- What this task involves: Repeat each line of the material below exactly as it appears, minus any pictures.

- Dataset entries:
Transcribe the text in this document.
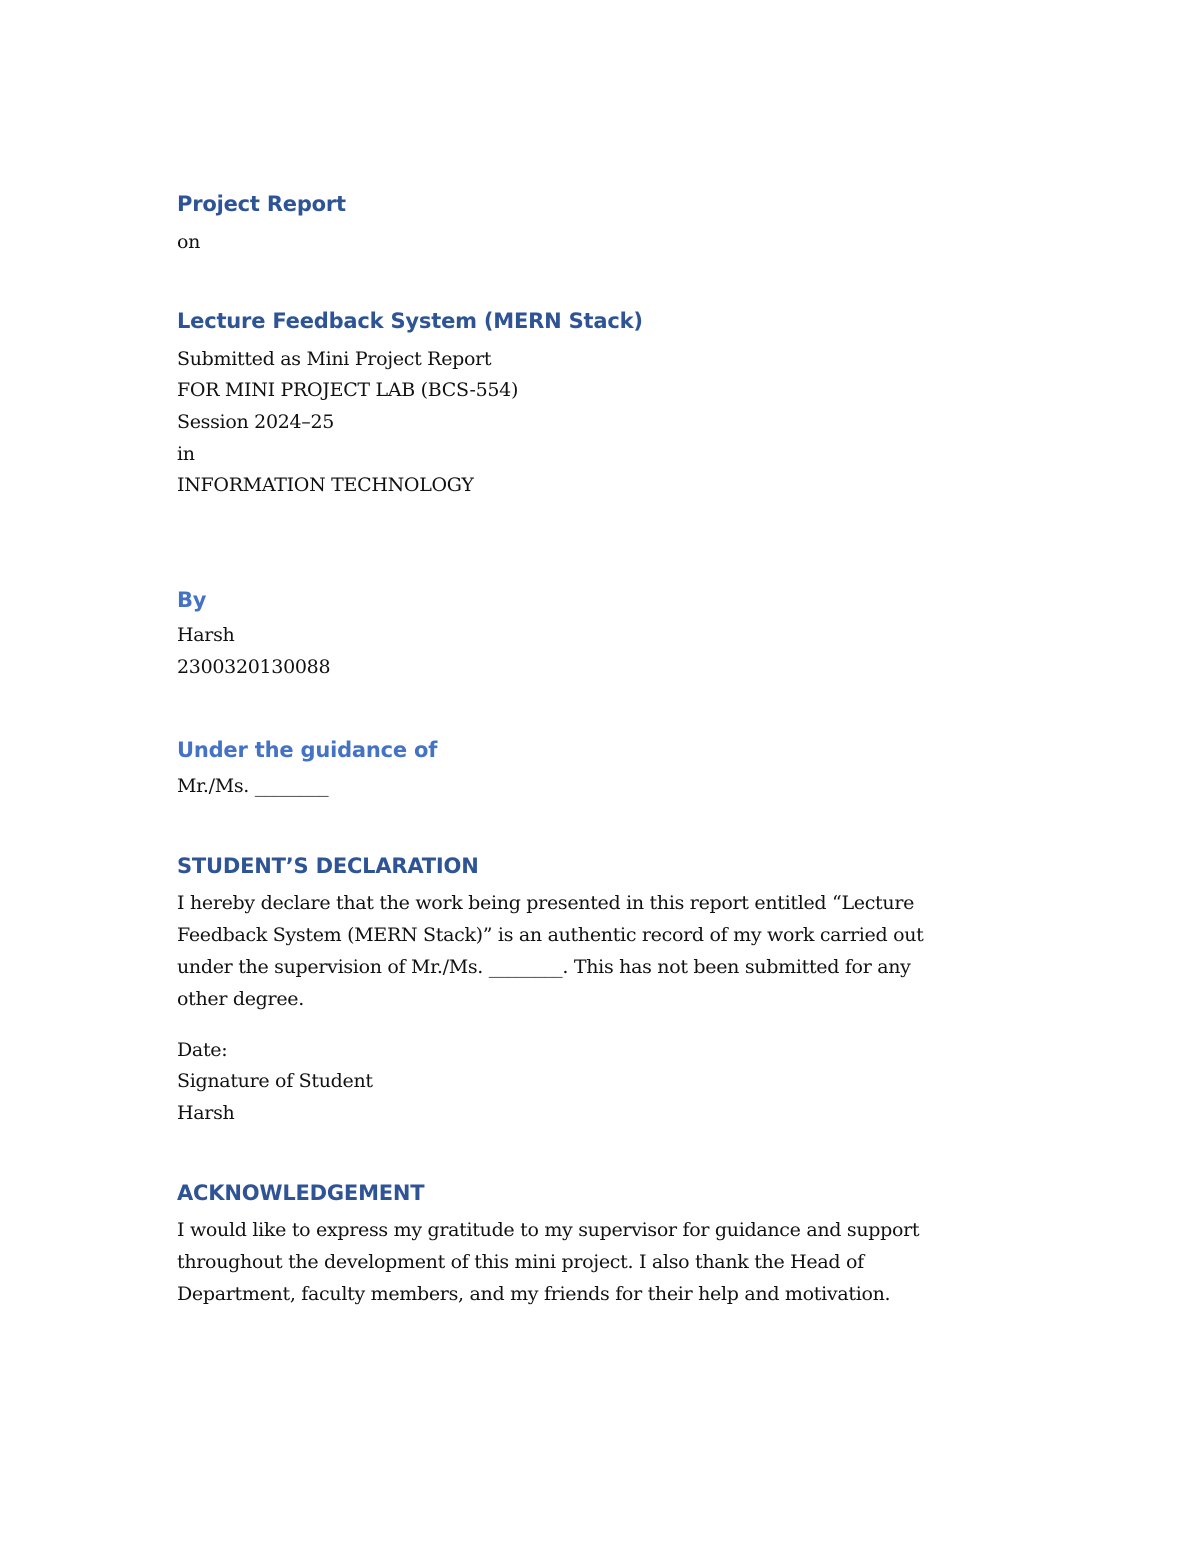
Project Report
on
Lecture Feedback System (MERN Stack)
Submitted as Mini Project Report
FOR MINI PROJECT LAB (BCS-554)
Session 2024–25
in
INFORMATION TECHNOLOGY
By
Harsh
2300320130088
Under the guidance of
Mr./Ms. ________
STUDENT’S DECLARATION
I hereby declare that the work being presented in this report entitled “Lecture
Feedback System (MERN Stack)” is an authentic record of my work carried out
under the supervision of Mr./Ms. ________. This has not been submitted for any
other degree.
Date:
Signature of Student
Harsh
ACKNOWLEDGEMENT
I would like to express my gratitude to my supervisor for guidance and support
throughout the development of this mini project. I also thank the Head of
Department, faculty members, and my friends for their help and motivation.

- Answer below:
Transcribe the text in this document.
Project Report
on
Lecture Feedback System (MERN Stack)
Submitted as Mini Project Report
FOR MINI PROJECT LAB (BCS-554)
Session 2024–25
in
INFORMATION TECHNOLOGY
By
Harsh
2300320130088
Under the guidance of
Mr./Ms. ________
STUDENT’S DECLARATION
I hereby declare that the work being presented in this report entitled “Lecture
Feedback System (MERN Stack)” is an authentic record of my work carried out
under the supervision of Mr./Ms. ________. This has not been submitted for any
other degree.
Date:
Signature of Student
Harsh
ACKNOWLEDGEMENT
I would like to express my gratitude to my supervisor for guidance and support
throughout the development of this mini project. I also thank the Head of
Department, faculty members, and my friends for their help and motivation.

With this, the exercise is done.